- _Инструкция к заданию_:
Определите, согласуются ли следующие утверждения с текстом о фестивале «Сталкер», приведенным ниже; на каждое ответьте «да» или «нет» и подтвердите ответ точной цитатой из текста.
1. Конкурс для авторов моложе 18 лет проводился совместно с Детским фондом ЮНИСЕФ.
2. На форум было представлено 50 конкурсных работ.
3. Режиссеру мультфильма «Золушка» было 12 лет.

- _Исходный текст_:
****************************************

Главная страница ИД «Первого сентября»Главная страница газеты «Первое сентября»Содержание №91/1999

Архив
Мария БЕЛИЛОВСКАЯ

Права ребенка в кино и в жизни

В Москве прошел V Международный правозащитный фестиваль “Сталкер”, в работе которого впервые была предусмотрена специальная программа “Кино
на защите прав ребенка”, а также связанные с ней выставки, дискуссии и “круглые столы”.
Для детских творческих студий
и отдельных авторов, не достигших еще 18 лет, совместно с Детским фондом ЮНИСЕФ проводился свой конкурс – I Международный форум “Кино и Конвенция о правах ребенка”.
Этой конвенции как раз исполнилось 10 лет, и юные зрители, приходившие в дни фестиваля
в московский Дом кино или смотревшие конкурсные фильмы
во Владимире, Курске, Брянске, Великом Новгороде и Иванове, могли бесплатно сфотографироваться
и получить уникальный “Личный документ “Права ребенка”
с текстом конвенции.

Живые фантики и маленькие танки

“Дети – это люди, которые знают все на свете, – говорил кинорежиссер Михаил Юзовский, член жюри форума. – Затем они вырастают, забывают половину и становятся взрослыми людьми”. Свой особенный взгляд на творчество и на мир ребенка продемонстрировали юные создатели 40 конкурсных работ форума. Мультфильмы, документальные и художественные картины должны были иллюстрировать те или иные положения Конвенции о правах ребенка, но, несмотря на это, оказались удивительно разнообразными. Вот Золушка идет в школу с вывеской “Так себе”, а ее сестры – в школу “Ого-го”. А в финале школа, в которой учится Золушка, становится лучшей (трехминутный мультфильм “Золушка” московской детской киностудии “Аистята”; режиссер – 10-летняя Таня Антонова). Вот малолетние преступники идут на экскурсию в детскую колонию (документальная “Репетиция заключения” тех же “Аистят”). А вот злые танки превращаются в цветочные клумбы (мультфильм “Легенда о маленьком танке” киностудии самарской муниципальной детской музыкальной школы № 18). Дети играют в солдатиков, попадают в преступные молодежные группировки, строят воздушные замки, влюбляются, придумывают конфеты с живыми фантиками, ищут чудеса и творят их самими своими судьбами.
...Дипломы, призы, поздравления. Праздник. И удивительно, насколько дети в зале и их сверстники-победители на сцене отличаются от поздравляющих и вручающих награды взрослых. Дети держатся с искренностью и достоинством, в то время как взрослые не могут найти верной интонации; фальшивят, выбирая между панибратством и сюсюканьем, пользуясь лексиконом массовика-затейника в стиле: “А теперь все похлопали! А почему вы не умеете здороваться? А ну-ка попробуем еще раз!”

Что мы делаем для наших детей?

А потом был “круглый стол”, посвященный десятилетию Конвенции о правах ребенка. Главная тема была такой: “Что мы делаем для наших детей”. Вопросительный знак был бы здесь уместнее.
Оказывается, Детскому фонду ЮНИСЕФ проще собрать разных людей, пытающихся помочь детям, чем разобщенным госструктурам. “Государственные учреждения не способны работать вместе, каждый тянет одеяло на себя” – такие слова не раз звучали во время “круглого стола”.

****************************************

- _Фрагмент данных_:
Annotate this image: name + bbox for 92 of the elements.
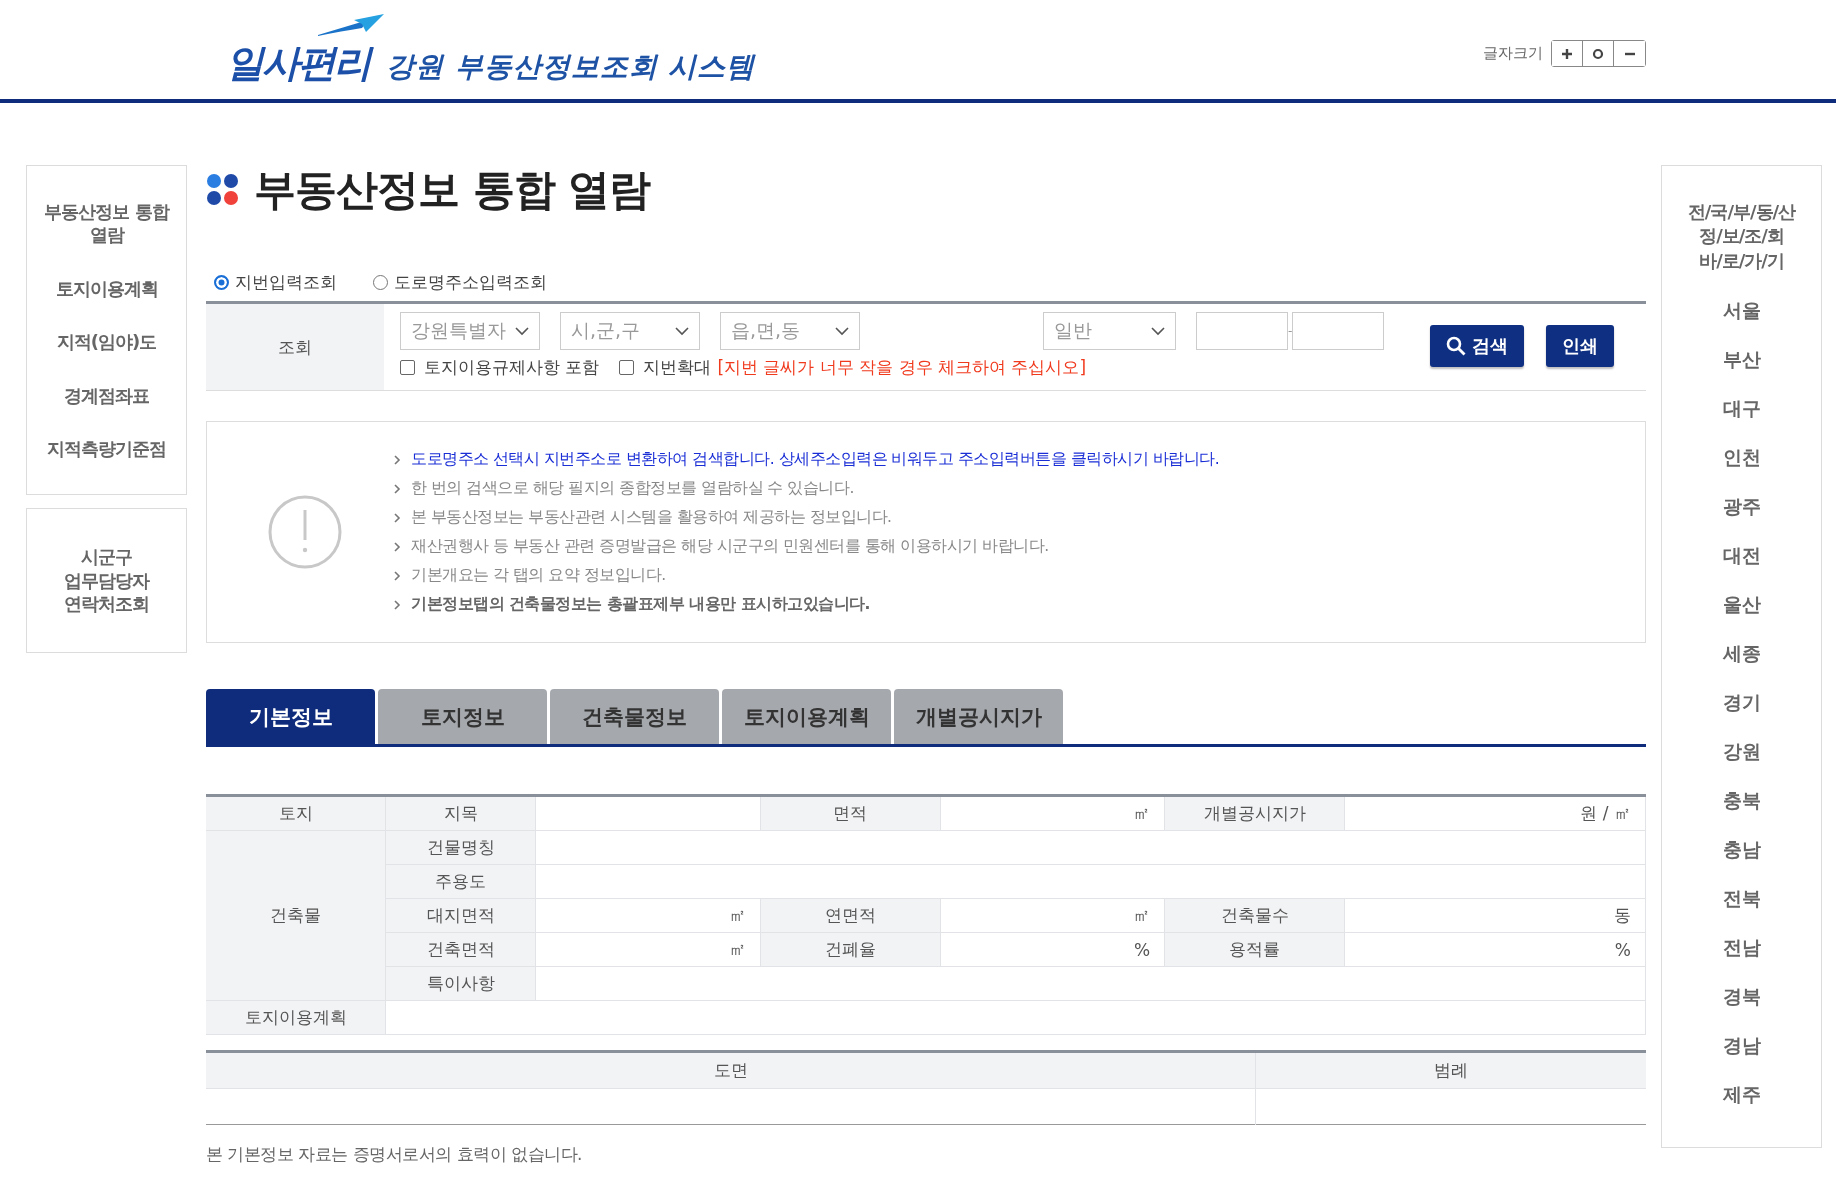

****************************************

- _Ответ на задание_:
1. Да: «совместно с Детским фондом ЮНИСЕФ проводился свой конкурс».
2. Нет: «юные создатели 40 конкурсных работ форума».
3. Нет: «режиссер – 10-летняя Таня Антонова».